• [EXERCISE]: In the entries below, find each line with the word "inhibitor" and return it.

• [DATA EXTRACTS]:

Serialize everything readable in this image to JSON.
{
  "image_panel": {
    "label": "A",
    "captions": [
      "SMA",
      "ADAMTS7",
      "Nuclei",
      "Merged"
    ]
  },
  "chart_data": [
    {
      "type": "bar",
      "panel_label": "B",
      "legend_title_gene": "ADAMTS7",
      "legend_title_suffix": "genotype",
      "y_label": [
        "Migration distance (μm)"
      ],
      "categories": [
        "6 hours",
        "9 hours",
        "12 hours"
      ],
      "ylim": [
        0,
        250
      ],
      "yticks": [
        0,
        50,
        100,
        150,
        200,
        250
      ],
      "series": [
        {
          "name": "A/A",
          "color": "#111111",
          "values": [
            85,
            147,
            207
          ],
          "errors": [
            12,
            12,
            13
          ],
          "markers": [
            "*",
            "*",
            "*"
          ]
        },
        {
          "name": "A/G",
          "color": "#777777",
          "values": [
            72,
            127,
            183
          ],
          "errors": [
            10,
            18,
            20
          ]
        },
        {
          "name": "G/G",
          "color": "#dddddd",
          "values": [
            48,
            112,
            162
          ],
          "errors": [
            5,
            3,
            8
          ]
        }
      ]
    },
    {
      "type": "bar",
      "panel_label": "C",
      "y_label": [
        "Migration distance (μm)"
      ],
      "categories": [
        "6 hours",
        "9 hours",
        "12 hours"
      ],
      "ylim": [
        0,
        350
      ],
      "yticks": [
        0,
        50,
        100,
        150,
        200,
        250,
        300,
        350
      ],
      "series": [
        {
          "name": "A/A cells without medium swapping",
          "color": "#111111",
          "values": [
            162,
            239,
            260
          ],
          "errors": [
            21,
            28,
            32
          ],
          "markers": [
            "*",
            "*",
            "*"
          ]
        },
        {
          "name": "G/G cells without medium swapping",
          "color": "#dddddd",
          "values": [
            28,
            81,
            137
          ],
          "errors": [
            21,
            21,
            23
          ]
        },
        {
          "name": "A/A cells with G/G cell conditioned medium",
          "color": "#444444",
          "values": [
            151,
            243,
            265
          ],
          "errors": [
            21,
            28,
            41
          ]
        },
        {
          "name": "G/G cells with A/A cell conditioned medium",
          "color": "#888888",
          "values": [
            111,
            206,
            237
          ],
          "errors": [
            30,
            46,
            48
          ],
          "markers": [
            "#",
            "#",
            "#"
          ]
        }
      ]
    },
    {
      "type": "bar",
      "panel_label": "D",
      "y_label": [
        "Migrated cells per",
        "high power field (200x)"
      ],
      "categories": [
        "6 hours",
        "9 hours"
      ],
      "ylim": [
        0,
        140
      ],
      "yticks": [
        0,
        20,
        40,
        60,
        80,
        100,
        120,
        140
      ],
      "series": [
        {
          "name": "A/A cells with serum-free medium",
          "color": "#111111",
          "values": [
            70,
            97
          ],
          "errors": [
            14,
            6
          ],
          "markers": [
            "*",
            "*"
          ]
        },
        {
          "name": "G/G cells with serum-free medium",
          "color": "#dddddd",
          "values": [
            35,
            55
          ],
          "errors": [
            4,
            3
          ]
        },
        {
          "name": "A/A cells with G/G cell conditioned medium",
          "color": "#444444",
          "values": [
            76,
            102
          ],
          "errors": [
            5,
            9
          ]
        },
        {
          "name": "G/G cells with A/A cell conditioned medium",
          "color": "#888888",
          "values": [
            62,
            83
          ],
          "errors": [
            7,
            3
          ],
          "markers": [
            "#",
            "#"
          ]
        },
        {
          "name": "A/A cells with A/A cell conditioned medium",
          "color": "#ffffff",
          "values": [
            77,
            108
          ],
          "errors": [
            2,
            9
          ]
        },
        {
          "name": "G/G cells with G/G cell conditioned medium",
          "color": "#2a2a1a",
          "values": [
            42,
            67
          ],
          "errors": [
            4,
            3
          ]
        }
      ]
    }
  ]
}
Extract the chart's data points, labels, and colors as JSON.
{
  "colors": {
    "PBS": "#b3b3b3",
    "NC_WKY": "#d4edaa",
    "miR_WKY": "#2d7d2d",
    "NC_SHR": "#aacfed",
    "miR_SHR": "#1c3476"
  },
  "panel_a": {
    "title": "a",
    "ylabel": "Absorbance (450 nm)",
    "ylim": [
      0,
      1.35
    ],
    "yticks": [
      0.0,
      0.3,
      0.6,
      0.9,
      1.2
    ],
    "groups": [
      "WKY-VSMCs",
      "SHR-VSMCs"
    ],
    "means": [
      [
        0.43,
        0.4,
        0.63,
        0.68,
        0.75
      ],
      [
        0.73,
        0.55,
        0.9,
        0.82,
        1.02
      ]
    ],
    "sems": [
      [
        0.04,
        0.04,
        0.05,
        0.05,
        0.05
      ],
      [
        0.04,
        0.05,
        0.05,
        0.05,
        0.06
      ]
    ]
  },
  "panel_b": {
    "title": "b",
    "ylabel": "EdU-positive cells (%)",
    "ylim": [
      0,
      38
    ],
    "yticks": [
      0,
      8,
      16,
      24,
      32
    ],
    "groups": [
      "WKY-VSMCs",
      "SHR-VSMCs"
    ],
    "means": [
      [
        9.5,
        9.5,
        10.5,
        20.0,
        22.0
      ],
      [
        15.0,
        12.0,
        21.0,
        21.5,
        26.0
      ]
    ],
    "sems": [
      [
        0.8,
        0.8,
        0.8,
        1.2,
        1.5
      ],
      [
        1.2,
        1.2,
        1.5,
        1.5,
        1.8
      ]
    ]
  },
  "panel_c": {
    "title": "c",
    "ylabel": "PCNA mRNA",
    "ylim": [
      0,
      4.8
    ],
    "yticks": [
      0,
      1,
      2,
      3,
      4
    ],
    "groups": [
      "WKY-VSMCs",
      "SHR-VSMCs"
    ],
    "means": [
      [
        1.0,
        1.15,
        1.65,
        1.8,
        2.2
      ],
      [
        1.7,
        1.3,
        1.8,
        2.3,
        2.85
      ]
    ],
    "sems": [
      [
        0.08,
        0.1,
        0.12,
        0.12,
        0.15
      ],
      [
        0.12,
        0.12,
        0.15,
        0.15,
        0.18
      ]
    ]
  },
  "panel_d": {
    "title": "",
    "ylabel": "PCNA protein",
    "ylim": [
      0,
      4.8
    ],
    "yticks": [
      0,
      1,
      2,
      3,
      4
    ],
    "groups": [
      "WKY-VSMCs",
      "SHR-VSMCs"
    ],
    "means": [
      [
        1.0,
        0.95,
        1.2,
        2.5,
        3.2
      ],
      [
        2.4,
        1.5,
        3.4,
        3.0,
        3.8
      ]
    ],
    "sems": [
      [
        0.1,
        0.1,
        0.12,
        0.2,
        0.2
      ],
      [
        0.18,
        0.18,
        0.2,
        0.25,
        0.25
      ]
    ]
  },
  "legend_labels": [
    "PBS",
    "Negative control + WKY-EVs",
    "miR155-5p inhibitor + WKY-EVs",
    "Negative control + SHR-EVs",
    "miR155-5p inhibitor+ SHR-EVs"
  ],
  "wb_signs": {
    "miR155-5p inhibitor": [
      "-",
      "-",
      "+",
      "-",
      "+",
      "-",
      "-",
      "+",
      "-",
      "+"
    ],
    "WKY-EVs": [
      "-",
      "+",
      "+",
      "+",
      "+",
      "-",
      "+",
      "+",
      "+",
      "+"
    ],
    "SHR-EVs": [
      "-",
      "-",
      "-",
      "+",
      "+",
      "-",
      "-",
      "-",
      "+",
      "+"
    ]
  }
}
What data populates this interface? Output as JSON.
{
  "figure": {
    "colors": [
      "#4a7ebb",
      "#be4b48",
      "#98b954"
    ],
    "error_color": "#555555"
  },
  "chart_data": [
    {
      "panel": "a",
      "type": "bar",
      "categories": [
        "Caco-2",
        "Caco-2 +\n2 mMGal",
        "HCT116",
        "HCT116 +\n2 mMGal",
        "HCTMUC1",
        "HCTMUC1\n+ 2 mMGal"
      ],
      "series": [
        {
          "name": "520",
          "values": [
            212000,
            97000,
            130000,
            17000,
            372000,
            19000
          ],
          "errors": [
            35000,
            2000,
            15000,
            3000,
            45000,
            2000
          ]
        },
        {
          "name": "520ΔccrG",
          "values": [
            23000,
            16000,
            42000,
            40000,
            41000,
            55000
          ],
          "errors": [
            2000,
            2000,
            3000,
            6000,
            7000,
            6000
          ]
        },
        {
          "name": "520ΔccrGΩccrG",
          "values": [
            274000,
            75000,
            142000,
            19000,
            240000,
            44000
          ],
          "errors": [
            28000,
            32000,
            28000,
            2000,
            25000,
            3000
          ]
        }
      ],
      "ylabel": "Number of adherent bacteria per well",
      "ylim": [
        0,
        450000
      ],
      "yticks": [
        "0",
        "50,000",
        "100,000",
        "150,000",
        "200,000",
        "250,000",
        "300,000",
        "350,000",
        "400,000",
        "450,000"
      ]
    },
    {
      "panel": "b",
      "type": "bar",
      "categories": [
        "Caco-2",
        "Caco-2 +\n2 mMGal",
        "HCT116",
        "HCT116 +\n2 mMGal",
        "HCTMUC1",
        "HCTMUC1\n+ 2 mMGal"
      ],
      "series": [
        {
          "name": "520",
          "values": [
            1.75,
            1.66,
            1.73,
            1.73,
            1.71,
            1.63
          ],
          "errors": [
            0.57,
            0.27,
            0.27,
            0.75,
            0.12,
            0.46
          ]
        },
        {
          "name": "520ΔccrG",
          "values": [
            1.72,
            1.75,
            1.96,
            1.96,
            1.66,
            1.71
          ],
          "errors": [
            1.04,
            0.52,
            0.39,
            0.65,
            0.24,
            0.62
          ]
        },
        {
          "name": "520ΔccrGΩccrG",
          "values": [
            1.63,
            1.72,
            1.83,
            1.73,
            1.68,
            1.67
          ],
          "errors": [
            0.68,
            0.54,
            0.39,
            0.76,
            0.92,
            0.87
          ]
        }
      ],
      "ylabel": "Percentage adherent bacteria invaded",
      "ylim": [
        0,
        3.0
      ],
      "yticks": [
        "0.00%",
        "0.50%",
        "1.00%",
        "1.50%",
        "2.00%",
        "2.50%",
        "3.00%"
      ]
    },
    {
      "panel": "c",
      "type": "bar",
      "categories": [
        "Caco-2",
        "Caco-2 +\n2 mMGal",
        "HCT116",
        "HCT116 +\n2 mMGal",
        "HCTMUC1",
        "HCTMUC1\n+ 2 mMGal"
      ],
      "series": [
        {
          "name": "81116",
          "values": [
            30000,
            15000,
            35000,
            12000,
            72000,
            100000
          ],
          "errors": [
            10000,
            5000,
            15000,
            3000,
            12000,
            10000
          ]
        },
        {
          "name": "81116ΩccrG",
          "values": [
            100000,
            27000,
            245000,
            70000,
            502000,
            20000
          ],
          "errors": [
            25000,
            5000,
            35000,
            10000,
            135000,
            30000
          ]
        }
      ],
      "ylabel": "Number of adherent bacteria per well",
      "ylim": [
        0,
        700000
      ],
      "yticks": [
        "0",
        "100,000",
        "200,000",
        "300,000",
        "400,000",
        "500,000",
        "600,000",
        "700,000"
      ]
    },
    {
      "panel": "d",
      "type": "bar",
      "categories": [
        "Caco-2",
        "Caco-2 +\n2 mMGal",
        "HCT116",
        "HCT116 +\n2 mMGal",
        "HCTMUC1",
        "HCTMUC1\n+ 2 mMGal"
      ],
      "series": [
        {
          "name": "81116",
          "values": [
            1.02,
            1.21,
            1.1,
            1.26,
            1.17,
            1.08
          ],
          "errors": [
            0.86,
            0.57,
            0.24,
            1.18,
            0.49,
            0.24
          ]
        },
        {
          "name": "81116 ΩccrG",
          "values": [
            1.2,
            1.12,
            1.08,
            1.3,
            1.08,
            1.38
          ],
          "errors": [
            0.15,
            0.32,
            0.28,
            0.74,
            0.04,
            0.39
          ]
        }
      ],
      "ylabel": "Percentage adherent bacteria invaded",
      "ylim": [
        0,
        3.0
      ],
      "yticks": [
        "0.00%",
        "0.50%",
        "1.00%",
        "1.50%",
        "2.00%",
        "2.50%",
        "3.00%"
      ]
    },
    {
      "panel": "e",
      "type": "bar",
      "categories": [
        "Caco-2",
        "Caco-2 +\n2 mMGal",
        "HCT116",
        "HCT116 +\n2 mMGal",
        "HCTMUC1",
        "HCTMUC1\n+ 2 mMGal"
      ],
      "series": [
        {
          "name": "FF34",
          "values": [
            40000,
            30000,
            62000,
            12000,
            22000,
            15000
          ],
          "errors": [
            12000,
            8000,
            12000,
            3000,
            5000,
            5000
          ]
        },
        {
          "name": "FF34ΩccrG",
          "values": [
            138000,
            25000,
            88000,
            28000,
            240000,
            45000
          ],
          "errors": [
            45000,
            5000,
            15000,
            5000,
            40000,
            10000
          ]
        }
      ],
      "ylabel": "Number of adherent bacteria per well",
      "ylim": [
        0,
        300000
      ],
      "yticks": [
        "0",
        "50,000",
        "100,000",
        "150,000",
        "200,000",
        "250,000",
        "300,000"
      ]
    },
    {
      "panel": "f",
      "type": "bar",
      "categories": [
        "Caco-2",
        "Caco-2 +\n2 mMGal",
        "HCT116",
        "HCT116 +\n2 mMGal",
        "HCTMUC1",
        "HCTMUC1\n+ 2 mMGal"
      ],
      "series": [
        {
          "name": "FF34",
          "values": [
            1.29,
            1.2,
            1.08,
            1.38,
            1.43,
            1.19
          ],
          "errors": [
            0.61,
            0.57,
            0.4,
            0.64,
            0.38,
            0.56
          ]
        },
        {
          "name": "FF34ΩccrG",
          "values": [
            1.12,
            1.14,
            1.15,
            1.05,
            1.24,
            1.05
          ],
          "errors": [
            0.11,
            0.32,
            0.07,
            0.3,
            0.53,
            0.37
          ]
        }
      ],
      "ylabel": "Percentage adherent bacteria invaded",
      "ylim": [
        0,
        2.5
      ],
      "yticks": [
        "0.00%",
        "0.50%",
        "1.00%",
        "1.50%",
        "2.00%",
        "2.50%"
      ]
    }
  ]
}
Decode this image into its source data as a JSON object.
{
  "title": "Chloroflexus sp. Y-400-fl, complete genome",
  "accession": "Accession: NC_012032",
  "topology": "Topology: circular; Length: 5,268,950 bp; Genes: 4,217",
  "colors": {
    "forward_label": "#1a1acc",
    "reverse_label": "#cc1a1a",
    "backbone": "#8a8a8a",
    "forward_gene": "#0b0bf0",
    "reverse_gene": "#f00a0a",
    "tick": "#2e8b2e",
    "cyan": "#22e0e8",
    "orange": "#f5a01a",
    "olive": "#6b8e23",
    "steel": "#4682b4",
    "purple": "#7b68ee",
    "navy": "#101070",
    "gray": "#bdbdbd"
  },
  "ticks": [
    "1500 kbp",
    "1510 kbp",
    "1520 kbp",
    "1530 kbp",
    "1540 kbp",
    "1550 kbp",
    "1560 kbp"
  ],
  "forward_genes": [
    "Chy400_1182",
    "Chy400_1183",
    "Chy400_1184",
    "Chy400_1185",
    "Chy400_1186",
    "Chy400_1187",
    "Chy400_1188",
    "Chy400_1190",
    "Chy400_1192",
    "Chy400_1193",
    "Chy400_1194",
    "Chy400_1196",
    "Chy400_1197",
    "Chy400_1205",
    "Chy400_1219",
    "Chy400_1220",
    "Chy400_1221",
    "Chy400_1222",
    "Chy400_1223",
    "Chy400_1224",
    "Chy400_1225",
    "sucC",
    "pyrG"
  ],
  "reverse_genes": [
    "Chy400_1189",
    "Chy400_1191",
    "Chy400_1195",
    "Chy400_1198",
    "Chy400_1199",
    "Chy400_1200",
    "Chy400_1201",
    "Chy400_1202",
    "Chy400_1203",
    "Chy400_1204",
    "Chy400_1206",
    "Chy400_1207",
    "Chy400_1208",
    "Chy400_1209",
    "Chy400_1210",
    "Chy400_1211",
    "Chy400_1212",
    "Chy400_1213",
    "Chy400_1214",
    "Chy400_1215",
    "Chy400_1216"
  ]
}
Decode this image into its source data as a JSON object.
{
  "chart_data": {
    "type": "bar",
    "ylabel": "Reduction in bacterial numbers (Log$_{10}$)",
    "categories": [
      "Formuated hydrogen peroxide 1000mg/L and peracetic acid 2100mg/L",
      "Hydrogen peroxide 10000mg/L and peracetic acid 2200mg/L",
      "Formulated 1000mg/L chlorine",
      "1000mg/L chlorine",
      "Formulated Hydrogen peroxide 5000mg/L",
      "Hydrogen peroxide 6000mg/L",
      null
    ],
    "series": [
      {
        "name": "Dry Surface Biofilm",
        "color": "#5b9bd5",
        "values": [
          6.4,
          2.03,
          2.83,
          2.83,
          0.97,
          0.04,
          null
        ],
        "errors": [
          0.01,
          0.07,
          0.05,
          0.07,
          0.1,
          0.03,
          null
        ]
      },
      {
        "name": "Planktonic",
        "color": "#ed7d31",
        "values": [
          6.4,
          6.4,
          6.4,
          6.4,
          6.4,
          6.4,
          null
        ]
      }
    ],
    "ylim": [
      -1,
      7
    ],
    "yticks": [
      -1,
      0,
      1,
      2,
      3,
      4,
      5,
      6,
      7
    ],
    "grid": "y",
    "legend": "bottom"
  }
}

• [ANSWER SPACE]:
    "miR155-5p inhibitor + WKY-EVs",
    "miR155-5p inhibitor+ SHR-EVs"
    "miR155-5p inhibitor": [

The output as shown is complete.